-- start of THE RECORDS --

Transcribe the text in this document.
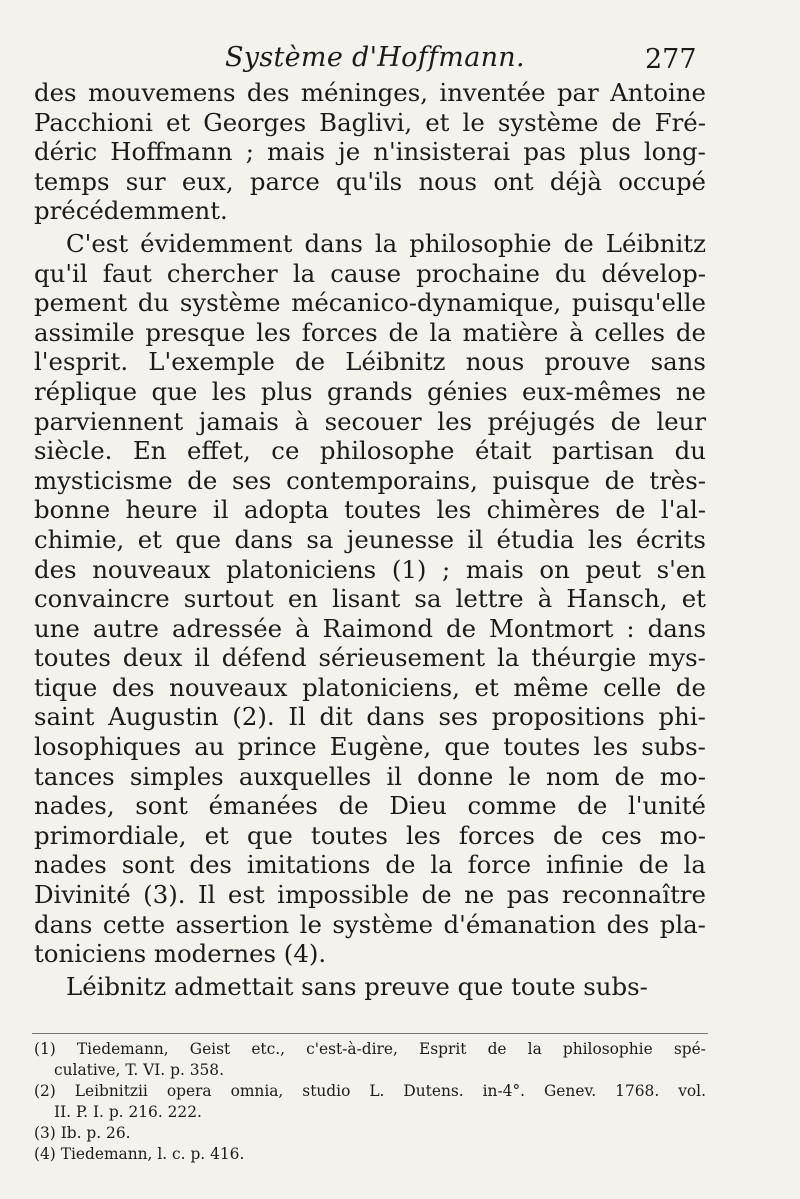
Système d'Hoffmann.	277
des mouvemens des méninges, inventée par Antoine
Pacchioni et Georges Baglivi, et le système de Fré-
déric Hoffmann ; mais je n'insisterai pas plus long-
temps sur eux, parce qu'ils nous ont déjà occupé
précédemment.
C'est évidemment dans la philosophie de Léibnitz
qu'il faut chercher la cause prochaine du dévelop-
pement du système mécanico-dynamique, puisqu'elle
assimile presque les forces de la matière à celles de
l'esprit. L'exemple de Léibnitz nous prouve sans
réplique que les plus grands génies eux-mêmes ne
parviennent jamais à secouer les préjugés de leur
siècle. En effet, ce philosophe était partisan du
mysticisme de ses contemporains, puisque de très-
bonne heure il adopta toutes les chimères de l'al-
chimie, et que dans sa jeunesse il étudia les écrits
des nouveaux platoniciens (1) ; mais on peut s'en
convaincre surtout en lisant sa lettre à Hansch, et
une autre adressée à Raimond de Montmort : dans
toutes deux il défend sérieusement la théurgie mys-
tique des nouveaux platoniciens, et même celle de
saint Augustin (2). Il dit dans ses propositions phi-
losophiques au prince Eugène, que toutes les subs-
tances simples auxquelles il donne le nom de mo-
nades, sont émanées de Dieu comme de l'unité
primordiale, et que toutes les forces de ces mo-
nades sont des imitations de la force infinie de la
Divinité (3). Il est impossible de ne pas reconnaître
dans cette assertion le système d'émanation des pla-
toniciens modernes (4).
Léibnitz admettait sans preuve que toute subs-
(1) Tiedemann, Geist etc., c'est-à-dire, Esprit de la philosophie spé-
culative, T. VI. p. 358.
(2) Leibnitzii opera omnia, studio L. Dutens. in-4°. Genev. 1768. vol.
II. P. I. p. 216. 222.
(3) Ib. p. 26.
(4) Tiedemann, l. c. p. 416.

-- end of THE RECORDS --

YOUR TASK: Copy the lines from the entries above in which the word "nouveaux" appears.

TASK SOLUTION:
des nouveaux platoniciens (1) ; mais on peut s'en
tique des nouveaux platoniciens, et même celle de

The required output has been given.